■ **Working data**:
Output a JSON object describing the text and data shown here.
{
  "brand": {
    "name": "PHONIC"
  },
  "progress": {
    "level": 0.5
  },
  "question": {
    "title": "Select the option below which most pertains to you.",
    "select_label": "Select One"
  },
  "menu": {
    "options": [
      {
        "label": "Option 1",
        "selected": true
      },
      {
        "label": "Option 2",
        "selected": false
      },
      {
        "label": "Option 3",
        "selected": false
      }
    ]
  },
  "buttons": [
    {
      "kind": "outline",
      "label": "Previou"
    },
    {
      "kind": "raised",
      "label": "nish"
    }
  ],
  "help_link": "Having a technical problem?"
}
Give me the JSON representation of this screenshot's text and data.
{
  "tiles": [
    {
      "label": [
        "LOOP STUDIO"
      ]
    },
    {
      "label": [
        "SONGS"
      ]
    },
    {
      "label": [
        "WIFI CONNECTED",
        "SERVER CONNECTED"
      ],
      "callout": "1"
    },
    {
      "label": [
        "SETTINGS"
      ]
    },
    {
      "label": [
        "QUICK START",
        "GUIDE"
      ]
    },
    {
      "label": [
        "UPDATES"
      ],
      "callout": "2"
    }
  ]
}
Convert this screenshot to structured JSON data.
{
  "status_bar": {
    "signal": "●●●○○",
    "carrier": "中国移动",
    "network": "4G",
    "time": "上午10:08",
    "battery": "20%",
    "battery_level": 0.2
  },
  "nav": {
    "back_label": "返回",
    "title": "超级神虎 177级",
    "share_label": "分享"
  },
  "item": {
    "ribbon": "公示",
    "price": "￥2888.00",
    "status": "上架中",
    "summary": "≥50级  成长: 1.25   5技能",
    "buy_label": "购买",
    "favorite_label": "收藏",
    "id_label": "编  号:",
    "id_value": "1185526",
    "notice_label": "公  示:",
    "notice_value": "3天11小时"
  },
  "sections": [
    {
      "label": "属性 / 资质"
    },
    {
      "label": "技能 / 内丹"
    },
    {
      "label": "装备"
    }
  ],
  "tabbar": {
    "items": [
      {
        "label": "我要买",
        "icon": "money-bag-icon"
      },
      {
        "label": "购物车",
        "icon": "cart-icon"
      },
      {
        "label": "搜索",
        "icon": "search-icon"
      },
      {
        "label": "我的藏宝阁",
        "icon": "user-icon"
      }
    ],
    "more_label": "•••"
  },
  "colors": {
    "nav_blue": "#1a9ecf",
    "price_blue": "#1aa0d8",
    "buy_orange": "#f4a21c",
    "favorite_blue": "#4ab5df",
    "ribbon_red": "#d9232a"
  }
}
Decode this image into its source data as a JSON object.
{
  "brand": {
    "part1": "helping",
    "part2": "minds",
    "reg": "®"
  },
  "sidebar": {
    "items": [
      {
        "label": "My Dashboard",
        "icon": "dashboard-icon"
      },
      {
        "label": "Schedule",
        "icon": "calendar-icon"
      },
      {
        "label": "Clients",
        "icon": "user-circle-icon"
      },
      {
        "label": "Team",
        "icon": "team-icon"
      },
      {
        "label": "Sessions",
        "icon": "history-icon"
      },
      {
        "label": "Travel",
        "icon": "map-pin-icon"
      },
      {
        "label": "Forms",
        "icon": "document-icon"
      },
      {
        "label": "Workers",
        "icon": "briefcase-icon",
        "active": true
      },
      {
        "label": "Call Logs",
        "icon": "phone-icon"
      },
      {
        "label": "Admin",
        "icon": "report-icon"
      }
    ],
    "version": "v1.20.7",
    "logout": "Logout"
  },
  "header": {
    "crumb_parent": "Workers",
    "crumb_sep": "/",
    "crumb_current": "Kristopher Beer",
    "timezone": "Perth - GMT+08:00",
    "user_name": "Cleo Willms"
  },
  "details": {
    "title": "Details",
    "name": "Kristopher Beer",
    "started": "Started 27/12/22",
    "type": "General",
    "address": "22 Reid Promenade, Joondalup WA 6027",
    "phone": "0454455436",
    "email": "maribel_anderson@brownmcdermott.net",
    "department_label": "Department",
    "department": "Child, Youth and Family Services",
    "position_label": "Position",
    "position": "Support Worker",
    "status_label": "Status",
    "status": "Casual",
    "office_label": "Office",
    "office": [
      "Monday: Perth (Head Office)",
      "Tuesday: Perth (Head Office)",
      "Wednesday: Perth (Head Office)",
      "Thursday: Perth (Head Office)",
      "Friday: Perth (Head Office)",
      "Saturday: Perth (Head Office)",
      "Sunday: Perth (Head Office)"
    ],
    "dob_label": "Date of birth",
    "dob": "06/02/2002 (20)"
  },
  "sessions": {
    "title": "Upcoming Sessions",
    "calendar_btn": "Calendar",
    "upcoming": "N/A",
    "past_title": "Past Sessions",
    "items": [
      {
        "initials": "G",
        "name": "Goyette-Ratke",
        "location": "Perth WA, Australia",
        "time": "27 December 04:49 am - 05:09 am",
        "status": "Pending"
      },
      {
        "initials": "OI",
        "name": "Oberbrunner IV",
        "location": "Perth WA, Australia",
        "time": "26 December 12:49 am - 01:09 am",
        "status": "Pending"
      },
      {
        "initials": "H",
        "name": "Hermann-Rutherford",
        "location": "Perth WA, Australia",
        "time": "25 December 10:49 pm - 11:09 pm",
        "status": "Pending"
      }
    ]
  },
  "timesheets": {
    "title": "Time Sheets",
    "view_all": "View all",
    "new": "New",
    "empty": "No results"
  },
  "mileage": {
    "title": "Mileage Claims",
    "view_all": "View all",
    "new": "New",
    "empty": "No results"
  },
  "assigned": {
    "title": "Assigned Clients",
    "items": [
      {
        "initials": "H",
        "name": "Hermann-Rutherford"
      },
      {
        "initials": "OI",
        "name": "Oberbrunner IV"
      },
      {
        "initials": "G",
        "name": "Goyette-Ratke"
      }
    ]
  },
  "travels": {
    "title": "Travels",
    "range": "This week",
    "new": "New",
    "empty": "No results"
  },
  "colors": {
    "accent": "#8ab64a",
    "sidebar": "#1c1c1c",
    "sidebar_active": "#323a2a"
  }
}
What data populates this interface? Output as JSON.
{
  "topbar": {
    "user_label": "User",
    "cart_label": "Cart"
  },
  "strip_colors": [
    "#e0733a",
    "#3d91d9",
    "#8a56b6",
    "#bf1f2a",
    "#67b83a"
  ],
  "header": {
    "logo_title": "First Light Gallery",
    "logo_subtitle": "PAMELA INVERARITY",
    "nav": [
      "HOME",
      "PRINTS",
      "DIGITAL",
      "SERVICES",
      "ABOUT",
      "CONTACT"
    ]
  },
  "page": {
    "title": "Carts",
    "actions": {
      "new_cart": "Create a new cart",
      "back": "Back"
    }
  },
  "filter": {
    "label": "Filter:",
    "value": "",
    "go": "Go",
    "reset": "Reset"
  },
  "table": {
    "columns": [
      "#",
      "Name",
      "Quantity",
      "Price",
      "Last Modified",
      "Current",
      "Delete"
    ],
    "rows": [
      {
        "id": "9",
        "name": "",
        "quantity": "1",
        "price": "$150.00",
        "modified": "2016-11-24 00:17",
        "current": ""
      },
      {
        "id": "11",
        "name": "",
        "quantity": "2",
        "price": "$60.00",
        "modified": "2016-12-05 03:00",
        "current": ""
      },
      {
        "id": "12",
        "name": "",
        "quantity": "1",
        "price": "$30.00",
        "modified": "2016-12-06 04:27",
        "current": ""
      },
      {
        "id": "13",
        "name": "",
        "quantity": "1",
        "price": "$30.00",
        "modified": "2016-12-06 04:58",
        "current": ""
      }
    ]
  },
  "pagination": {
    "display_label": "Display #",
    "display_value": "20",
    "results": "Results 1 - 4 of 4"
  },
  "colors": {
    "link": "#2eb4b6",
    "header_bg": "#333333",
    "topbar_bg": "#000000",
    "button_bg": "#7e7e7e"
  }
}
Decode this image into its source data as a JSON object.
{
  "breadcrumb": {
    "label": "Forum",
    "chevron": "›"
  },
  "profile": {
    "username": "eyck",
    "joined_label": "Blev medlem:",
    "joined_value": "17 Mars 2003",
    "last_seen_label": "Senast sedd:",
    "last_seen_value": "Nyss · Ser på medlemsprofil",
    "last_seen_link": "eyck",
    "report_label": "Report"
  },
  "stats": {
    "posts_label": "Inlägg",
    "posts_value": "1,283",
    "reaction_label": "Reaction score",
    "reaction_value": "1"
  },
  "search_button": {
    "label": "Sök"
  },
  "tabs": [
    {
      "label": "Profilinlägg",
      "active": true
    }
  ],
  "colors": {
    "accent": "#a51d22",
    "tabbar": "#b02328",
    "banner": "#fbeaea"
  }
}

■ **Exercise**: Take each line containing the string "Perth" and copy it out.

■ **Answer to the problem**:
    "timezone": "Perth - GMT+08:00",
      "Monday: Perth (Head Office)",
      "Tuesday: Perth (Head Office)",
      "Wednesday: Perth (Head Office)",
      "Thursday: Perth (Head Office)",
      "Friday: Perth (Head Office)",
      "Saturday: Perth (Head Office)",
      "Sunday: Perth (Head Office)"
        "location": "Perth WA, Australia",
        "location": "Perth WA, Australia",
        "location": "Perth WA, Australia",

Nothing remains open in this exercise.